# KUTIPAN TEKS
Belajar dari TA
Surakarta,
14 Juli 2017
Assalamu’alaikum
wr. wb.
Selamat malam
untuk semua mahluk ciptaan Allah di alam semesta ini, semoga kita semua
senantiasa ada dalam lindunganNya dan mendapatkan rahmatnya dengan jumlah yang
tak ternilai. J
Alhamdulillah
hari ini tepat satu tahun yang lalu adalah hari pertama saya menempuh KKN,
kisah yang sampai detik ini dan sampai kapanpun tidak akan terlupakan. Eh kenapa
masih ingat? Entah, saya hanya merasa tanggal 14 juli tidaklah asing di benak
saya. Nah, memang sebenarnya kkn bukanlah fokus dari cerita hari ini.

# TUGAS YANG DIBERIKAN
Lanjutkan tulisan berjudul "Belajar dari TA" di atas, mulai dari kalimat sesudah kalimat terakhirnya.

# BAHAN YANG DIHIMPUN
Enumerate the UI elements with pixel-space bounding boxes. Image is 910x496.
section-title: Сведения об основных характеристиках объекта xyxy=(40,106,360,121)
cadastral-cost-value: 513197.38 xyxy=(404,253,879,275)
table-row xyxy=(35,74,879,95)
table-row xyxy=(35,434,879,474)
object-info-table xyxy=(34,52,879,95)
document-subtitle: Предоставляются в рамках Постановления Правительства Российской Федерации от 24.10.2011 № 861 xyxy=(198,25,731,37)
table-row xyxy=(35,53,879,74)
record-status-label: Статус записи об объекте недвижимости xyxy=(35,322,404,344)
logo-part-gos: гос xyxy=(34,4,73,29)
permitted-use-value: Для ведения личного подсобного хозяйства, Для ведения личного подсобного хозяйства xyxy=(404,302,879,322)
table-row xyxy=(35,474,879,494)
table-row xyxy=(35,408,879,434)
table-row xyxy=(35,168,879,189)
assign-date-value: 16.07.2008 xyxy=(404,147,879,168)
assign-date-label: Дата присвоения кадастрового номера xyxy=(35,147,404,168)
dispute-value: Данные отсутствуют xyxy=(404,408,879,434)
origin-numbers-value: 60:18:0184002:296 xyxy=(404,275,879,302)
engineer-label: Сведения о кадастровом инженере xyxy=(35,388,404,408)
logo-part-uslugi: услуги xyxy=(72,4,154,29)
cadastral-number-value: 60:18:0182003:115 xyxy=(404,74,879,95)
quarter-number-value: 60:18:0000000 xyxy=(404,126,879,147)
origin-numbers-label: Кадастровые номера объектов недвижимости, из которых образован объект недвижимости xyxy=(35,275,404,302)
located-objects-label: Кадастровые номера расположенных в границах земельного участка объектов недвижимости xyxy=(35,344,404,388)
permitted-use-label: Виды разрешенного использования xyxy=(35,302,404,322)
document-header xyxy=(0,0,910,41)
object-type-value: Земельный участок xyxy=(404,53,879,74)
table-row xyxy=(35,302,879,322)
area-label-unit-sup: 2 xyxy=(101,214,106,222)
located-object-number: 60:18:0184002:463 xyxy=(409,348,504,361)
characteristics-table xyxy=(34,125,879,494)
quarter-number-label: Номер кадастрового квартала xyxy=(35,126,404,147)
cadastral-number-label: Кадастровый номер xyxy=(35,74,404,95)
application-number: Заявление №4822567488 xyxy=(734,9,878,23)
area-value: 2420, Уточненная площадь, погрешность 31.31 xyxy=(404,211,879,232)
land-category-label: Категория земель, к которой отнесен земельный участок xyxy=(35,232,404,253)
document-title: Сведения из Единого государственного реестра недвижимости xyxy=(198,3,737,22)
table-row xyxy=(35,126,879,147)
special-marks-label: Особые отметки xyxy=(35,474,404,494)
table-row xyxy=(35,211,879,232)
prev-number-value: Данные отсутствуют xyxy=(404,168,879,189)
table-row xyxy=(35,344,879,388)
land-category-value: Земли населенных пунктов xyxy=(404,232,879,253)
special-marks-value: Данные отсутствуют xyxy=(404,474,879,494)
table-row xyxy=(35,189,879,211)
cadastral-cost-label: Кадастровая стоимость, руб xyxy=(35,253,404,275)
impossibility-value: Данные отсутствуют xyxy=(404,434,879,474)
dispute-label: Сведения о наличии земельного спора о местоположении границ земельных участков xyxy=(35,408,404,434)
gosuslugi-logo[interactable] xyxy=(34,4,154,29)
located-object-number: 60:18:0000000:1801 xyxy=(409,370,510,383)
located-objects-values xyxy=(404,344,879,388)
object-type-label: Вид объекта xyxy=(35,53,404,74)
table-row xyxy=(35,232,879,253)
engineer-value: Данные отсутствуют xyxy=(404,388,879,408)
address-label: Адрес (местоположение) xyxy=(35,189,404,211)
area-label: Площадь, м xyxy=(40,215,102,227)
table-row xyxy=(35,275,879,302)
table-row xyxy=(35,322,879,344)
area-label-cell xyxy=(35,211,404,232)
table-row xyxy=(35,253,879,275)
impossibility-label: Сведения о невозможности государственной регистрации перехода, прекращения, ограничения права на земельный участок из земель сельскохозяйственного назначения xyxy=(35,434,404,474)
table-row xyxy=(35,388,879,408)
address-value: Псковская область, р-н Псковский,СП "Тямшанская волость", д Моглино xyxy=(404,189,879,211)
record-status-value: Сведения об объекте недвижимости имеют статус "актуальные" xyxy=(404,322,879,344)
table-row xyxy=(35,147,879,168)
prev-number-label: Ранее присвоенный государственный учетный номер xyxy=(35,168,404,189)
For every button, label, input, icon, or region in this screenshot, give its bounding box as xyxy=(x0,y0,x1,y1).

---

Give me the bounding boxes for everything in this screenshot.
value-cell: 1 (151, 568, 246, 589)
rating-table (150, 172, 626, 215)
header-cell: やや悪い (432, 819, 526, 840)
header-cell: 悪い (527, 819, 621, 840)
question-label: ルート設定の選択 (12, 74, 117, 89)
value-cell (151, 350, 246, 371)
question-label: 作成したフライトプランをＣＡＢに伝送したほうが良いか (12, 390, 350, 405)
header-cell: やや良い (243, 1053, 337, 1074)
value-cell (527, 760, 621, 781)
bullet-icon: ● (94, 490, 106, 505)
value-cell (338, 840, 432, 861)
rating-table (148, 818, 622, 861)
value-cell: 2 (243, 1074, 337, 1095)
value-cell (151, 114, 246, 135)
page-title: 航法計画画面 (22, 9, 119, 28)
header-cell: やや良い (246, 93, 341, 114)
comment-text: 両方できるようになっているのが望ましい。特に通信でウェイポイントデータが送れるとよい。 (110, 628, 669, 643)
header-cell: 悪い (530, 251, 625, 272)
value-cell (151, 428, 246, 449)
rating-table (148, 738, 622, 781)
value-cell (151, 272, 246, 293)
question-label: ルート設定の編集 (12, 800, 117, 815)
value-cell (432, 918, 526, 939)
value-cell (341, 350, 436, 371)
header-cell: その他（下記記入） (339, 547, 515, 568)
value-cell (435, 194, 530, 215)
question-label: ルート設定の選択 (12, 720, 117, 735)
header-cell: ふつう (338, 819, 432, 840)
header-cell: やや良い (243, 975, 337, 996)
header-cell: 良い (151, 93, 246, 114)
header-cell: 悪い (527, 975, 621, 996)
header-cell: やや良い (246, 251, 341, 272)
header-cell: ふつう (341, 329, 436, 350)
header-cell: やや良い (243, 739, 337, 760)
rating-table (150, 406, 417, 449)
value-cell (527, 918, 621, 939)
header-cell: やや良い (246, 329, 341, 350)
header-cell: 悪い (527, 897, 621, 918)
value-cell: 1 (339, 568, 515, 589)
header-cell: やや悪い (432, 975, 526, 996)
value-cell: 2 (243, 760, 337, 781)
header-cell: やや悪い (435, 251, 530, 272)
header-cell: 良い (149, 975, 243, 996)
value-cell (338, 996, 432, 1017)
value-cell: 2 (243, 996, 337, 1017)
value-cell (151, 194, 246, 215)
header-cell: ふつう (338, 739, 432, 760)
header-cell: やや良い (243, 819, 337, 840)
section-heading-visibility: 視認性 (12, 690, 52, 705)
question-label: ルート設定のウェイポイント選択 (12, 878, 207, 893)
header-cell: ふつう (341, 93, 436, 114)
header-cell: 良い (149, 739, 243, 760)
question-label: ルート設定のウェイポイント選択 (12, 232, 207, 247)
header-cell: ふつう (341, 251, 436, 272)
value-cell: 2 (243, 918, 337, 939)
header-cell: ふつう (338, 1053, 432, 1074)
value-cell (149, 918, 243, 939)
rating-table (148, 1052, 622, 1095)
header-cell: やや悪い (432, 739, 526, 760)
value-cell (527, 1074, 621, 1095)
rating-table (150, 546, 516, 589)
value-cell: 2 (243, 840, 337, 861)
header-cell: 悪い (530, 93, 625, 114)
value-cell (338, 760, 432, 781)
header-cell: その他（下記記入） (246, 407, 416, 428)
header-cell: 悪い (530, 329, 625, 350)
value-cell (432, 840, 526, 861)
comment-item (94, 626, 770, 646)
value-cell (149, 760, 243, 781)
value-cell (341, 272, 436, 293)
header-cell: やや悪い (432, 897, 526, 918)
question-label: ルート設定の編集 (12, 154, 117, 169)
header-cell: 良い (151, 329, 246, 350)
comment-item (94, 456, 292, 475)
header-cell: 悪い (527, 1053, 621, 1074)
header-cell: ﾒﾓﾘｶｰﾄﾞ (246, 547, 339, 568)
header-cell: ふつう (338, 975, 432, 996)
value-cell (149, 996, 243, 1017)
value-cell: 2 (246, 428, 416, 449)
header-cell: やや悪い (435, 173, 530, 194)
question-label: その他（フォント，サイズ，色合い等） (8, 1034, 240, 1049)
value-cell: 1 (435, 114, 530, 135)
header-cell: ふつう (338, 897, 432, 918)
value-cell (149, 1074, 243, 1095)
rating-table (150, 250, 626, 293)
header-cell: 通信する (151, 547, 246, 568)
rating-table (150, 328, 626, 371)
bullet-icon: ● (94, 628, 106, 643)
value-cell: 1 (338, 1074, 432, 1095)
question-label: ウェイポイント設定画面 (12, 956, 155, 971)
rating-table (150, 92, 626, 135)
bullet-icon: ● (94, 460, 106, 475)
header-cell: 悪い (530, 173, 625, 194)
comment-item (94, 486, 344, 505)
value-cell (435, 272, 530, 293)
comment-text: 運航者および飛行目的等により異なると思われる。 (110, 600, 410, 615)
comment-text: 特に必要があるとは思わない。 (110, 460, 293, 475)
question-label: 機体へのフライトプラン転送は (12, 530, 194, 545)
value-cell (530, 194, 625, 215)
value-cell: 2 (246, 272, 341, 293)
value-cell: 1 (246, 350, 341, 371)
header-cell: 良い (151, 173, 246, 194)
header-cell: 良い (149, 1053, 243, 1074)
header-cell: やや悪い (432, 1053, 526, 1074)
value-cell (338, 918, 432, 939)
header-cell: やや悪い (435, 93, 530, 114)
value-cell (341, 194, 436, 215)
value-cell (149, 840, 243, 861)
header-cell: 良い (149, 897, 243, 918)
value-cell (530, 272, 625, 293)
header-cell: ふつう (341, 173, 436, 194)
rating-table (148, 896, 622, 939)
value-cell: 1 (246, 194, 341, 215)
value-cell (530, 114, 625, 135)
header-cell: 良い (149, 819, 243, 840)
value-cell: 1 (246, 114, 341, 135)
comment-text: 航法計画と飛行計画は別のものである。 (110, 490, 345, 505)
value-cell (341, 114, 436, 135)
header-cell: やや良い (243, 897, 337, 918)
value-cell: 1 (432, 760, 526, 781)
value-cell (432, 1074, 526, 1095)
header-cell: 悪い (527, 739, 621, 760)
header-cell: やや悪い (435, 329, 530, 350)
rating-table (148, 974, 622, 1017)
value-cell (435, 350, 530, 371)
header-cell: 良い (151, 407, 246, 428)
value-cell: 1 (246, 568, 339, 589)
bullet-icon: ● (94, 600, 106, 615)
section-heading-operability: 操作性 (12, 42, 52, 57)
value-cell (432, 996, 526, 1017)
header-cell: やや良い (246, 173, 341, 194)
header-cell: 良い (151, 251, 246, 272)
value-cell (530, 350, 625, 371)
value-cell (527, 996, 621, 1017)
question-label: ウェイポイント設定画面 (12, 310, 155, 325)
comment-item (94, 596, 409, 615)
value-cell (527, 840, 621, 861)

# HASIL PENGERJAAN
Langsung
saja, saya adalah mahasiswa semester tua (pasti paham kalau ujung-ujungnya
curhat) yang mana sedang dalam proses mengejar kelulusan dengan penuh drama. Ya
memang sejak pertama mengenal tugas akhir saya sudah dihadapkan pada banyak
sekali situasi yang alhamdulillah bisa terlewati sehingga saya bisa sampai ke
tahap ini. Dan hari ini saya semakin banyak mendapatkan pelajaran tentang makna
kesabaran, keikhlasan dan bersyukur.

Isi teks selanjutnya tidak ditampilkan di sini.